AIM OF THE TASK: Show all lines that include the string "Coordinate"; copy each one.

─── DATA

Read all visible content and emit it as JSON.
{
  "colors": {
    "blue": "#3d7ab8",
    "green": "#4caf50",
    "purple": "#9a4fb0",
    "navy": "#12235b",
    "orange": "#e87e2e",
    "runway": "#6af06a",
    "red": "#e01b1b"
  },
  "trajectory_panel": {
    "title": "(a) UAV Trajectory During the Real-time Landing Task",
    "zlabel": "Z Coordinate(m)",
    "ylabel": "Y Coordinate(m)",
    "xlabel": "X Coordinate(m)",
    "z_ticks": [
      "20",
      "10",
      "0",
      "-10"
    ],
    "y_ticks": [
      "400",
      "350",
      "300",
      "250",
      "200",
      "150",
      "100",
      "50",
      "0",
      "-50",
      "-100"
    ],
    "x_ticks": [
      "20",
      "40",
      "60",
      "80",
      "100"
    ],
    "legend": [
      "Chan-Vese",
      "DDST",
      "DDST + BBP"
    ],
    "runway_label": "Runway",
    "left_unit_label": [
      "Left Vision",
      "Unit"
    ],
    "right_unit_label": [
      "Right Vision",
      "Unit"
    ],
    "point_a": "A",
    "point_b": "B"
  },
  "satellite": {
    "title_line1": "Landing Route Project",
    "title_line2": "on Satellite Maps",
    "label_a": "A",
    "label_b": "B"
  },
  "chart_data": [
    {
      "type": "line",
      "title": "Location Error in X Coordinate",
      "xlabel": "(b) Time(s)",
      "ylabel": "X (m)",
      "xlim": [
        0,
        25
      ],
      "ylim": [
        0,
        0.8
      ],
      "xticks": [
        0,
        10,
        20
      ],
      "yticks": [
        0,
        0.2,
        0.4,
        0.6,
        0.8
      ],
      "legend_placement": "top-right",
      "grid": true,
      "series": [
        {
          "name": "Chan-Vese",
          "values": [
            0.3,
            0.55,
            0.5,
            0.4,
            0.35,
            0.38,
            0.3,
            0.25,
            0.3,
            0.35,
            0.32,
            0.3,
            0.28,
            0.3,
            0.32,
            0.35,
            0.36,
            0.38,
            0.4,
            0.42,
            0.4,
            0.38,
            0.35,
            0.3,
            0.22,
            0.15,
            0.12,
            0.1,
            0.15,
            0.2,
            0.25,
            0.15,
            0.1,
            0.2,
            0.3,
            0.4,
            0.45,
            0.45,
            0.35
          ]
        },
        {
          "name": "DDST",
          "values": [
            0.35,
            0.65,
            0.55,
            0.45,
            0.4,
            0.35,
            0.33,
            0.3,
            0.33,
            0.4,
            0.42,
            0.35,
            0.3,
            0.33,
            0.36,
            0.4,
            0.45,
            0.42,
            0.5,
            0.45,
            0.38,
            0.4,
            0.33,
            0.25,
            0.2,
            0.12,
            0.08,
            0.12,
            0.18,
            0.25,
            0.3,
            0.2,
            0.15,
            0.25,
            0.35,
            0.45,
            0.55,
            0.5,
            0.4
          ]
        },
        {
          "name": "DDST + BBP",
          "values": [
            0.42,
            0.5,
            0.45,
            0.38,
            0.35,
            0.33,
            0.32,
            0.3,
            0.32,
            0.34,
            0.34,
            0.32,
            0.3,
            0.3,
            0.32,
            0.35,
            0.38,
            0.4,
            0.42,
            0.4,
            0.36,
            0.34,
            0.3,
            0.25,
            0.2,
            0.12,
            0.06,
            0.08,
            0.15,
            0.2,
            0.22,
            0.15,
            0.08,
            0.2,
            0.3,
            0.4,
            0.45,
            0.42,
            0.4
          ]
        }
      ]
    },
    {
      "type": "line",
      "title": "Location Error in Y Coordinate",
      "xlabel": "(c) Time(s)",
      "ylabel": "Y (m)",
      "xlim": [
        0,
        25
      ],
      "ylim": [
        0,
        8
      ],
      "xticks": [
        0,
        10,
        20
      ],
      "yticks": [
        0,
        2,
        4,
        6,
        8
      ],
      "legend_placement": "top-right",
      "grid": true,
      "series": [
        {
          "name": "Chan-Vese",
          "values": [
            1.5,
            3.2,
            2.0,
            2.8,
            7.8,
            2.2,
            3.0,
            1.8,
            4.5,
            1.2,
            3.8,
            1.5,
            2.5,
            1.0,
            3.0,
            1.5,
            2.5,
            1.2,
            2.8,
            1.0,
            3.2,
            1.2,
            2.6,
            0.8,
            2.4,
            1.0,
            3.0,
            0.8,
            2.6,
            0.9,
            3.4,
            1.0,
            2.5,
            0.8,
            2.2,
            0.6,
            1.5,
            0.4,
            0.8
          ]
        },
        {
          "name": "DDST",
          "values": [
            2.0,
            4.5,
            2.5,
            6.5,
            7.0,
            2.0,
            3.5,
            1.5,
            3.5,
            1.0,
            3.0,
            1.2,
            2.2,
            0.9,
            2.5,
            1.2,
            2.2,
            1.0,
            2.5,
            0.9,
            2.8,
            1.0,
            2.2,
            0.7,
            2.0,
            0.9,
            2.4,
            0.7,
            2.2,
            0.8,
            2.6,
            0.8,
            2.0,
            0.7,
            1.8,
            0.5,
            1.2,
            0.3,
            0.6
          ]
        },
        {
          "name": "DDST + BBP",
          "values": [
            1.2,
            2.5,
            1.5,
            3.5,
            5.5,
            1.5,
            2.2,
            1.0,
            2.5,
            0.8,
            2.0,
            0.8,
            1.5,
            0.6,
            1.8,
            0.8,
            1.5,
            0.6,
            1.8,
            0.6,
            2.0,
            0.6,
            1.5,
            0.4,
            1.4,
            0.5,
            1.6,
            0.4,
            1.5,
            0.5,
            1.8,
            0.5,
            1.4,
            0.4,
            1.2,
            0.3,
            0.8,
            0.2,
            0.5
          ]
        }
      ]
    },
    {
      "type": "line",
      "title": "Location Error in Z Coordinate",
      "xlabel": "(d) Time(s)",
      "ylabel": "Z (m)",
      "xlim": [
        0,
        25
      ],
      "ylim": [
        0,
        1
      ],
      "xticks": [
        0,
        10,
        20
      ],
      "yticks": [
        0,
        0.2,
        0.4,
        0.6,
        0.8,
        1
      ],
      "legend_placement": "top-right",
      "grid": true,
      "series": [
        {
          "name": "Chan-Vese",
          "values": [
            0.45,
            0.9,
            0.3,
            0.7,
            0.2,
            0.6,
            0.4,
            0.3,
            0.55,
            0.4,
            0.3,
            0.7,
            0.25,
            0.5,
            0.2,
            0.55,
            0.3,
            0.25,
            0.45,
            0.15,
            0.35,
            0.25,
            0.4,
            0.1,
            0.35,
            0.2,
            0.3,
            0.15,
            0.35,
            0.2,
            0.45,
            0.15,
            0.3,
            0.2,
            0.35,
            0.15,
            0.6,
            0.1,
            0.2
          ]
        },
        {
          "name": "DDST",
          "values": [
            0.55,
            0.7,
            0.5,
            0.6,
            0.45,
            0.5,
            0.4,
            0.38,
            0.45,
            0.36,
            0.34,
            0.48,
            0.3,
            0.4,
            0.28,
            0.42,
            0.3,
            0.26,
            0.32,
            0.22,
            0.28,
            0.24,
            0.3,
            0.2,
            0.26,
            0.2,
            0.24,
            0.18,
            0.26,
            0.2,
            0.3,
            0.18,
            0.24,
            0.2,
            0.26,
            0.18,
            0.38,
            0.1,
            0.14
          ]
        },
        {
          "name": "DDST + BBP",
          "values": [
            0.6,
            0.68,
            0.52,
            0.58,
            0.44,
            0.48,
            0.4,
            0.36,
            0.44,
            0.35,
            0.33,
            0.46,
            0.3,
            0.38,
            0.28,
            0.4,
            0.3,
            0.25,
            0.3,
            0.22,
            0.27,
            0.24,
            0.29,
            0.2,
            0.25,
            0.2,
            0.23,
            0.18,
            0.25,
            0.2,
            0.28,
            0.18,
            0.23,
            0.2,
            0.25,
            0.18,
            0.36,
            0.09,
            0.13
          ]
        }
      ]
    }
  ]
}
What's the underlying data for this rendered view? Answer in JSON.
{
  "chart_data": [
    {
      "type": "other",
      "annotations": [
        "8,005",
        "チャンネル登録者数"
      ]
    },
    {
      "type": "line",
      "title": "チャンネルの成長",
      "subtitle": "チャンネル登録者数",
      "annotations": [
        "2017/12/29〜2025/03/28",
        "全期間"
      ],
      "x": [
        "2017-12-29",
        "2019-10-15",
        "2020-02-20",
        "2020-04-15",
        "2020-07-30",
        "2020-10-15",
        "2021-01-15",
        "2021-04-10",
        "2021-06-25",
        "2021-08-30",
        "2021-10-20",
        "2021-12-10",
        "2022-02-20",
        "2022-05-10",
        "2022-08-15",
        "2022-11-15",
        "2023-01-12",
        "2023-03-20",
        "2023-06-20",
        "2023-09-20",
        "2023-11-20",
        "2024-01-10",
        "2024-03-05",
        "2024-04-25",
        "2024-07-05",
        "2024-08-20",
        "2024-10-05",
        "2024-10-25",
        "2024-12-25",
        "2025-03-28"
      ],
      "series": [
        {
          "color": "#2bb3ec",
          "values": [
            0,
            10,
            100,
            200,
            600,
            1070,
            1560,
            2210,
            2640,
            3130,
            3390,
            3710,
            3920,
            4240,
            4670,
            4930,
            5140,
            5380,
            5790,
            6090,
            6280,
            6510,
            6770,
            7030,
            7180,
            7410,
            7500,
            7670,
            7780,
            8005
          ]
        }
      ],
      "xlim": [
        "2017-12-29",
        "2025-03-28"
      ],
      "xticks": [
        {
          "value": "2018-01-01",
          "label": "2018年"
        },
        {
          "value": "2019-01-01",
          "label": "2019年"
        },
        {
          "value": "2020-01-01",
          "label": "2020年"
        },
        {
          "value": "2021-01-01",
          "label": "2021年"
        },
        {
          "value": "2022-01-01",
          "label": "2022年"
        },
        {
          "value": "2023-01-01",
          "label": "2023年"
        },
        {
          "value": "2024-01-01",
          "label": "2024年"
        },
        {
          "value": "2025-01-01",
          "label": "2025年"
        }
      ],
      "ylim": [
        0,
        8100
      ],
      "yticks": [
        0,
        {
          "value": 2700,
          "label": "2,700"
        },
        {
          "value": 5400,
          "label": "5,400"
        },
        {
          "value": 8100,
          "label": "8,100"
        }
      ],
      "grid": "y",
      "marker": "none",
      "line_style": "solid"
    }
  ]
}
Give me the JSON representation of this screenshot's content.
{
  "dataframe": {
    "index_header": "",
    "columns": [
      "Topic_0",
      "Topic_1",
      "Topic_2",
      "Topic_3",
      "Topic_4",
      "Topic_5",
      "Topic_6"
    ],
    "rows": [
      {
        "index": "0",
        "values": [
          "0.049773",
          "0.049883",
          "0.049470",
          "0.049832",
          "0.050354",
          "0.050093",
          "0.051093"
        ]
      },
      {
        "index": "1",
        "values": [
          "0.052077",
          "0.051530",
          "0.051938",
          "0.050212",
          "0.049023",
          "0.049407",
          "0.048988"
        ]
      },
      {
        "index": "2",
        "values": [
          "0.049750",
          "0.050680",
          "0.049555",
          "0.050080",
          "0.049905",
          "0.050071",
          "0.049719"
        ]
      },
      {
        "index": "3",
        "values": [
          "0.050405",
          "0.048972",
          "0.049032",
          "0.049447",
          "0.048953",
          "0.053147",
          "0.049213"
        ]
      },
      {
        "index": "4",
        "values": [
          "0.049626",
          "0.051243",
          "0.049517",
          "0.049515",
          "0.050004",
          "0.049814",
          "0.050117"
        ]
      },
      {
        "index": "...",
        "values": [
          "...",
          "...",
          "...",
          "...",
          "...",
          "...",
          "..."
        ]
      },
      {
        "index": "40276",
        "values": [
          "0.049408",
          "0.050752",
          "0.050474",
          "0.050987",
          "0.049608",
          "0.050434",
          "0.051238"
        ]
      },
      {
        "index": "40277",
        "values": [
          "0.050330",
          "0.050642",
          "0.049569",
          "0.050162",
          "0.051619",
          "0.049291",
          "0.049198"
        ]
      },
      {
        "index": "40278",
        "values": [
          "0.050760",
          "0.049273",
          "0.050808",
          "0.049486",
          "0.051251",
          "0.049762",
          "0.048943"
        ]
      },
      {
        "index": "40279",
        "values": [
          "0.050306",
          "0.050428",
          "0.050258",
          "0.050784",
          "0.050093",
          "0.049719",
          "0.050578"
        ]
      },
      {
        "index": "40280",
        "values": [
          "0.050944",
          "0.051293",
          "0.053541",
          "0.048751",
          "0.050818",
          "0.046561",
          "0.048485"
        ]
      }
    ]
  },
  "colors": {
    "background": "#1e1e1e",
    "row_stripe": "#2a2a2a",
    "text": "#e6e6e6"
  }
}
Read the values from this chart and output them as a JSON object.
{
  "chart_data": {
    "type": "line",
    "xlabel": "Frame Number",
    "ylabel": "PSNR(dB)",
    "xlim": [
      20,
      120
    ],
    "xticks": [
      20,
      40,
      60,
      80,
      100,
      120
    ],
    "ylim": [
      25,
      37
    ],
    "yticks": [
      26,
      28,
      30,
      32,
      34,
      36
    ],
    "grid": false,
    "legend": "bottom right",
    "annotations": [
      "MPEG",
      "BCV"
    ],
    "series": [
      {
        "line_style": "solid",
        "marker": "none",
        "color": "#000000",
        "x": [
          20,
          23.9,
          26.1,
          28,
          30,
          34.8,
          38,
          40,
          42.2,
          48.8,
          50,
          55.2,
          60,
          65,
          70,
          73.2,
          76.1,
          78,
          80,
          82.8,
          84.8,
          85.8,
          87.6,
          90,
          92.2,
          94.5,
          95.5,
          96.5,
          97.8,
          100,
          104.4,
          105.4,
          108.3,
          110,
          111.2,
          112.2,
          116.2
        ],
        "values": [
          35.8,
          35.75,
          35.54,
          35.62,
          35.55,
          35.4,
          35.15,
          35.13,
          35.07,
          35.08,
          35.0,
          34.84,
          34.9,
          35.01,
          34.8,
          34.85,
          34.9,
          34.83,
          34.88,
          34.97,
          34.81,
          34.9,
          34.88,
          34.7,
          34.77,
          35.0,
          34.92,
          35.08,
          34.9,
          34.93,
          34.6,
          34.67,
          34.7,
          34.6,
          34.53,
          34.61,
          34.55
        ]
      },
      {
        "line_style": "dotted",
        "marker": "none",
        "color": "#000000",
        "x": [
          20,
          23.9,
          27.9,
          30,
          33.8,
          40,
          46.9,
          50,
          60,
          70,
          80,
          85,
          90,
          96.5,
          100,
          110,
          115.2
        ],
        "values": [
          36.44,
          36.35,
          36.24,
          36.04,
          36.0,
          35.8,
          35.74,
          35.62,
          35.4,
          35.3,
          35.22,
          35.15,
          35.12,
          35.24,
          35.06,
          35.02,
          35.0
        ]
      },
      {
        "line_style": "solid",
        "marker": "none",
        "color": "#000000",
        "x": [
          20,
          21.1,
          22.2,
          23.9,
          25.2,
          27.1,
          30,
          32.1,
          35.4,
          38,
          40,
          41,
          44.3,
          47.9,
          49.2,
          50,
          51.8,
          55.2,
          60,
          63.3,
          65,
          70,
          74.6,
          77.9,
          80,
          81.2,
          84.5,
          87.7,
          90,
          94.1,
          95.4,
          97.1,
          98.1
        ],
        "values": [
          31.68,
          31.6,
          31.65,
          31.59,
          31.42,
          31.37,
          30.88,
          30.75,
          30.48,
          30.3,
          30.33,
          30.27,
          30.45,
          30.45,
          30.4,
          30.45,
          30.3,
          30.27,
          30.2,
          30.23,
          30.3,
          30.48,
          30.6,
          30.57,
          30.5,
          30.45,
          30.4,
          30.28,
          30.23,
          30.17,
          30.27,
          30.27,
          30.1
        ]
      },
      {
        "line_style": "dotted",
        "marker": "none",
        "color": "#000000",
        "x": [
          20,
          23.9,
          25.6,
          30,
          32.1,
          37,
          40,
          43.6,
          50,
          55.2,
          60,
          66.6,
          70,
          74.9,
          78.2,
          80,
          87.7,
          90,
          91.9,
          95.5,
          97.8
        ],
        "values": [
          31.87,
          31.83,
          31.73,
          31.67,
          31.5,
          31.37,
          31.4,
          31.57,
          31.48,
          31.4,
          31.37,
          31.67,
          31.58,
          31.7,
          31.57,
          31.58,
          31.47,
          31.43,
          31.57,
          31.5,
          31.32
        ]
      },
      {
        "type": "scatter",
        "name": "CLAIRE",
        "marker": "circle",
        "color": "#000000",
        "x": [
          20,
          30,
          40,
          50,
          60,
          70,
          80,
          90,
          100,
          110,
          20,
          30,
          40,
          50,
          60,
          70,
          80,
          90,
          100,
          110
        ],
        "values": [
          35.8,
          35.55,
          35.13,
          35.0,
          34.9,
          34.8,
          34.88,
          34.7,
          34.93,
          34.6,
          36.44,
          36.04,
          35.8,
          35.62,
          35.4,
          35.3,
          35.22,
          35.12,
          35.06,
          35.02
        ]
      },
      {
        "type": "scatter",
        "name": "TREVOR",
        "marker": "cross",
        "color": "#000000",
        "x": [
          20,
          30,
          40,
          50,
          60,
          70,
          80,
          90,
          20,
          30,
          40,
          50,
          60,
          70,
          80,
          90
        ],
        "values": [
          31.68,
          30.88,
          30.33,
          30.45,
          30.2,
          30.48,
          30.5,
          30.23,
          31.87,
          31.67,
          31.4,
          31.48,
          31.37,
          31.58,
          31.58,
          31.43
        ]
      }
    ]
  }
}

──────

TASK RESPONSE:
    "zlabel": "Z Coordinate(m)",
    "ylabel": "Y Coordinate(m)",
    "xlabel": "X Coordinate(m)",
      "title": "Location Error in X Coordinate",
      "title": "Location Error in Y Coordinate",
      "title": "Location Error in Z Coordinate",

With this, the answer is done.